Instructions to follow :: Return each line of the listing below, unchanged, and omit the images.

[Items listed in a dataset]
»»

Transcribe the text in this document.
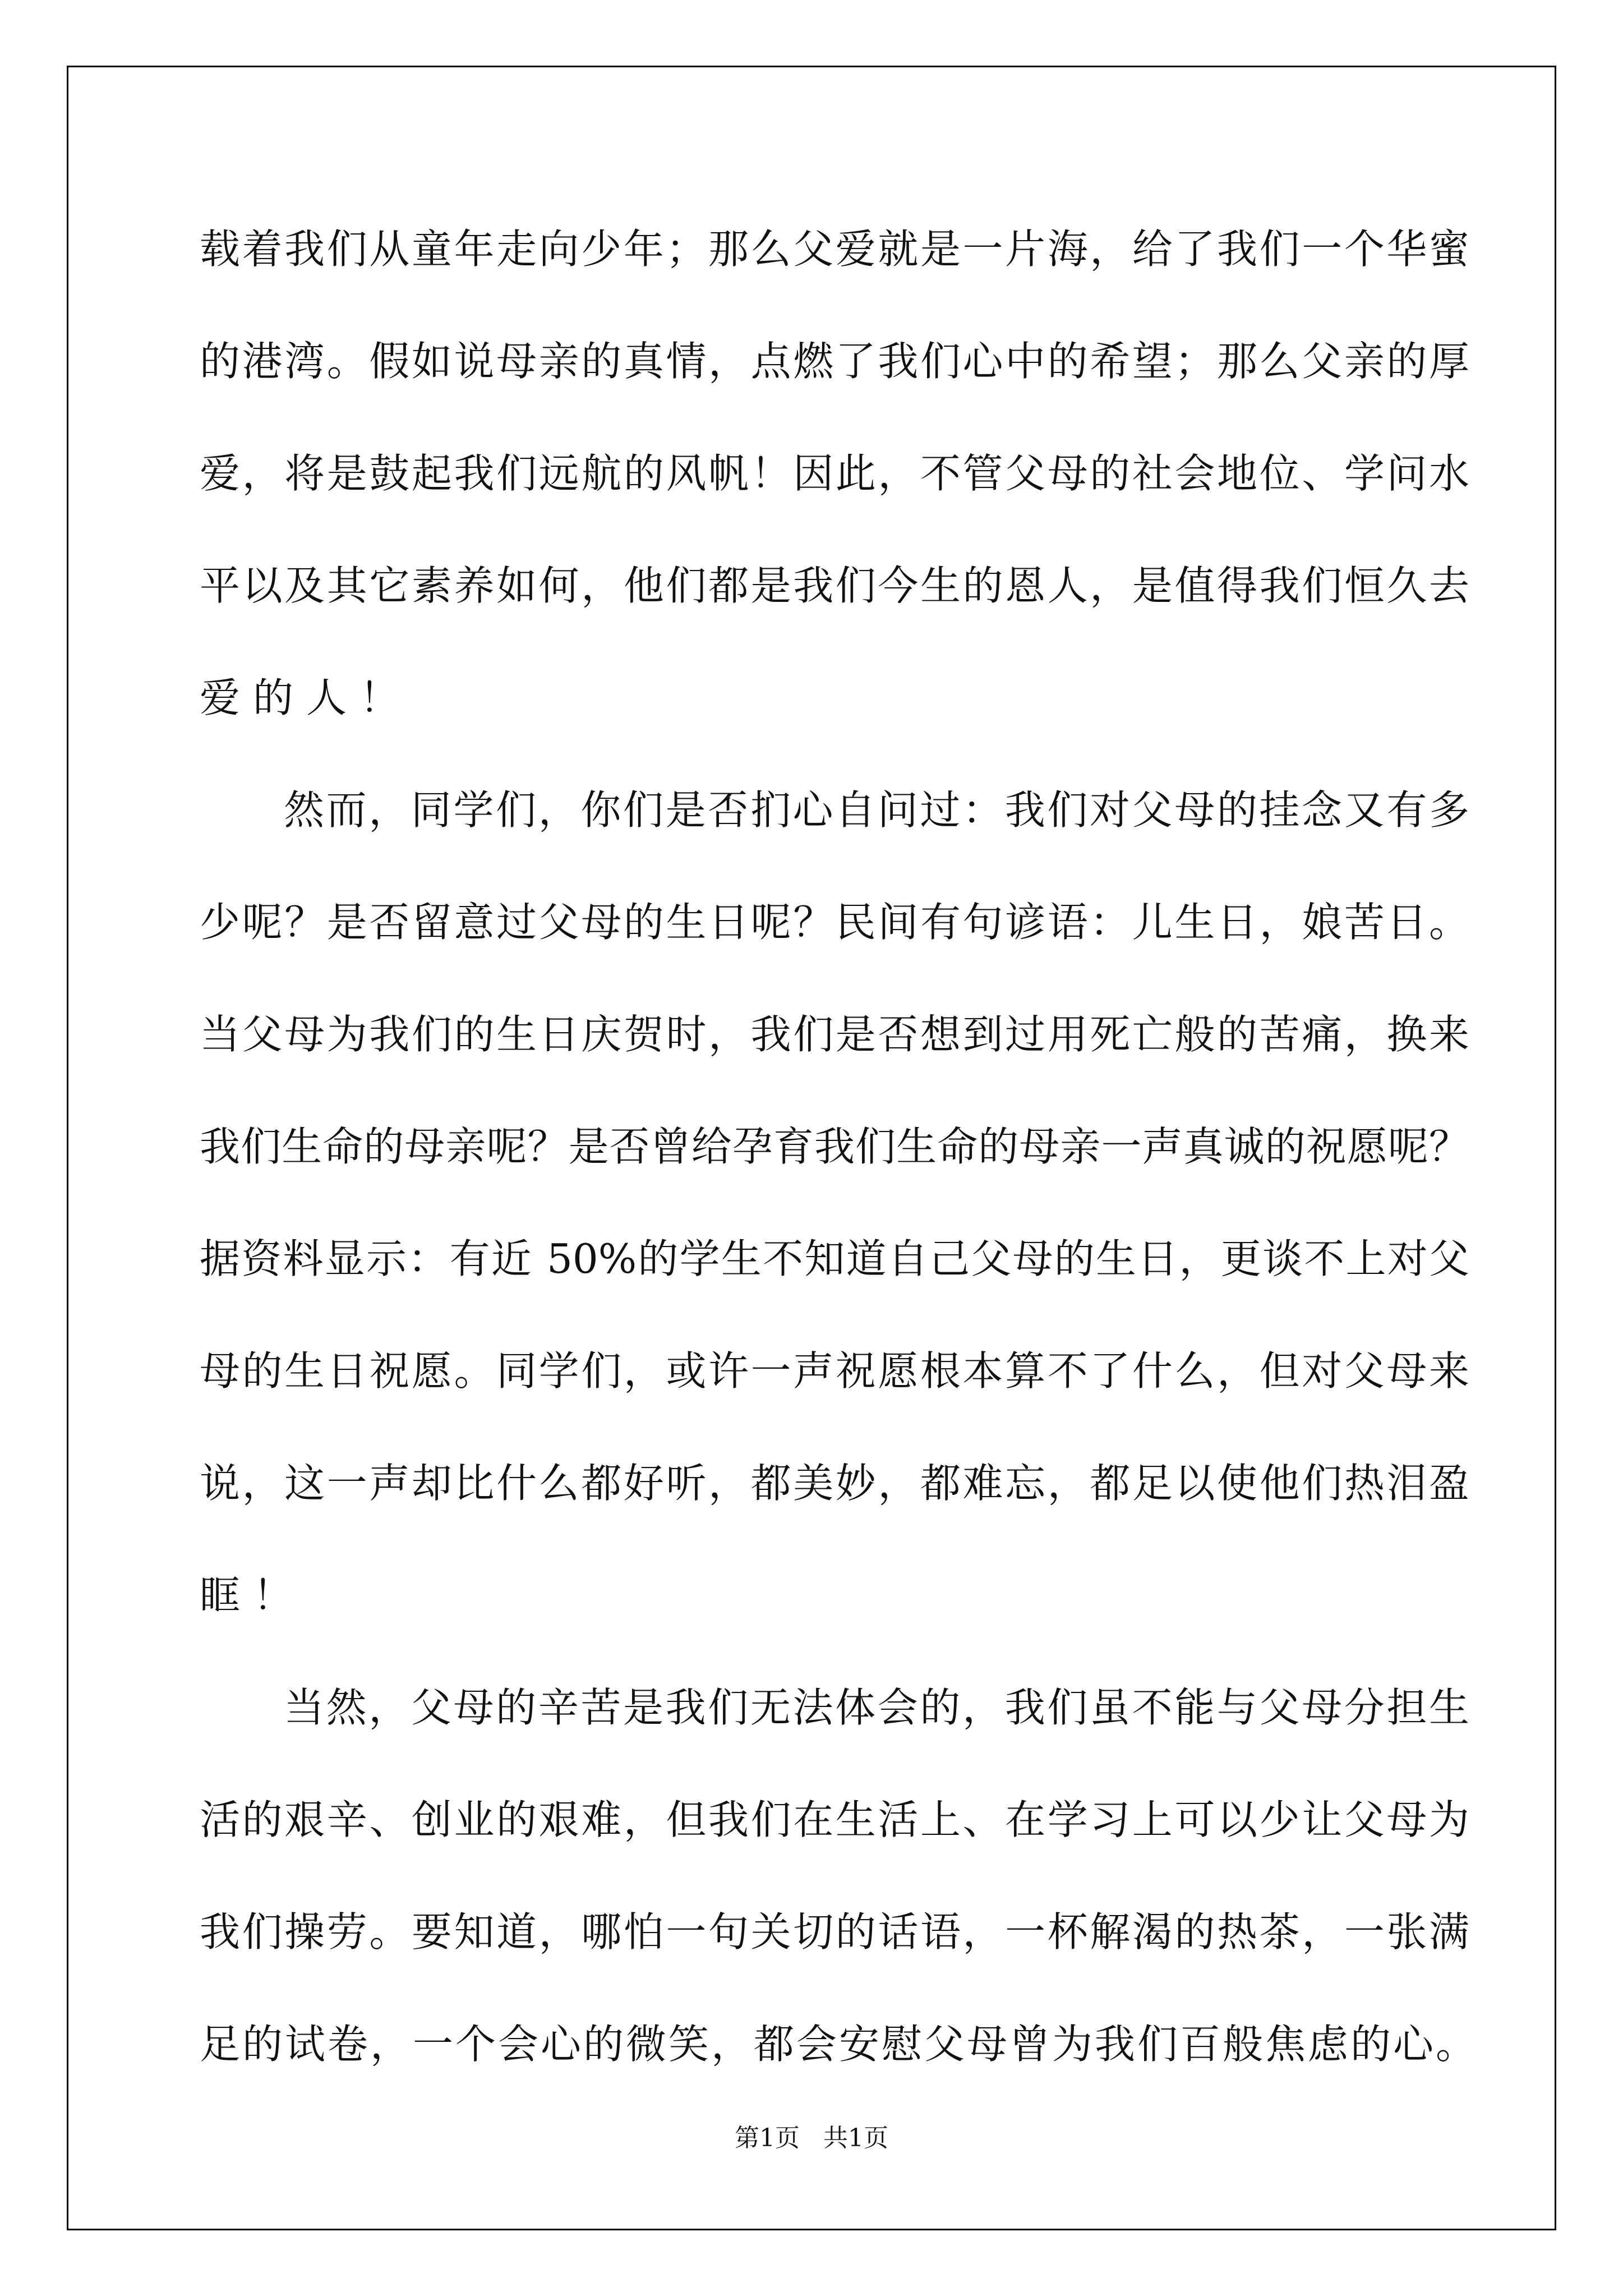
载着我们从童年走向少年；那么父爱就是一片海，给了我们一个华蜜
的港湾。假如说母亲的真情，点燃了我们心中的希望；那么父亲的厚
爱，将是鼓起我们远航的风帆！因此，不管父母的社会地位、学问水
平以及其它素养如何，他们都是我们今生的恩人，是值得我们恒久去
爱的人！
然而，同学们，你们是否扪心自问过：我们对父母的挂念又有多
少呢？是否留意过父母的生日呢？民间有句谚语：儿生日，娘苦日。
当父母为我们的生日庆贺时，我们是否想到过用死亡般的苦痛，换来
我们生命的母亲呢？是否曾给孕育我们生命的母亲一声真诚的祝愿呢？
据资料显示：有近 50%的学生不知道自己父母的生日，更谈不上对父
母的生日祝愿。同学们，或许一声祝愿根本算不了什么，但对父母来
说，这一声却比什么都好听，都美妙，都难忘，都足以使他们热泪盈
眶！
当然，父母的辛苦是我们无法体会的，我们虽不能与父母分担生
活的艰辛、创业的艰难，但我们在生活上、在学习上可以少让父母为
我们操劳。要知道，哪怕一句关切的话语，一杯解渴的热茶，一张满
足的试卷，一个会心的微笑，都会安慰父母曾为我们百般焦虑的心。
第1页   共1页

««

Exercise output ::
Transcribe the text in this document.
载着我们从童年走向少年；那么父爱就是一片海，给了我们一个华蜜
的港湾。假如说母亲的真情，点燃了我们心中的希望；那么父亲的厚
爱，将是鼓起我们远航的风帆！因此，不管父母的社会地位、学问水
平以及其它素养如何，他们都是我们今生的恩人，是值得我们恒久去
爱的人！
然而，同学们，你们是否扪心自问过：我们对父母的挂念又有多
少呢？是否留意过父母的生日呢？民间有句谚语：儿生日，娘苦日。
当父母为我们的生日庆贺时，我们是否想到过用死亡般的苦痛，换来
我们生命的母亲呢？是否曾给孕育我们生命的母亲一声真诚的祝愿呢？
据资料显示：有近 50%的学生不知道自己父母的生日，更谈不上对父
母的生日祝愿。同学们，或许一声祝愿根本算不了什么，但对父母来
说，这一声却比什么都好听，都美妙，都难忘，都足以使他们热泪盈
眶！
当然，父母的辛苦是我们无法体会的，我们虽不能与父母分担生
活的艰辛、创业的艰难，但我们在生活上、在学习上可以少让父母为
我们操劳。要知道，哪怕一句关切的话语，一杯解渴的热茶，一张满
足的试卷，一个会心的微笑，都会安慰父母曾为我们百般焦虑的心。
第1页   共1页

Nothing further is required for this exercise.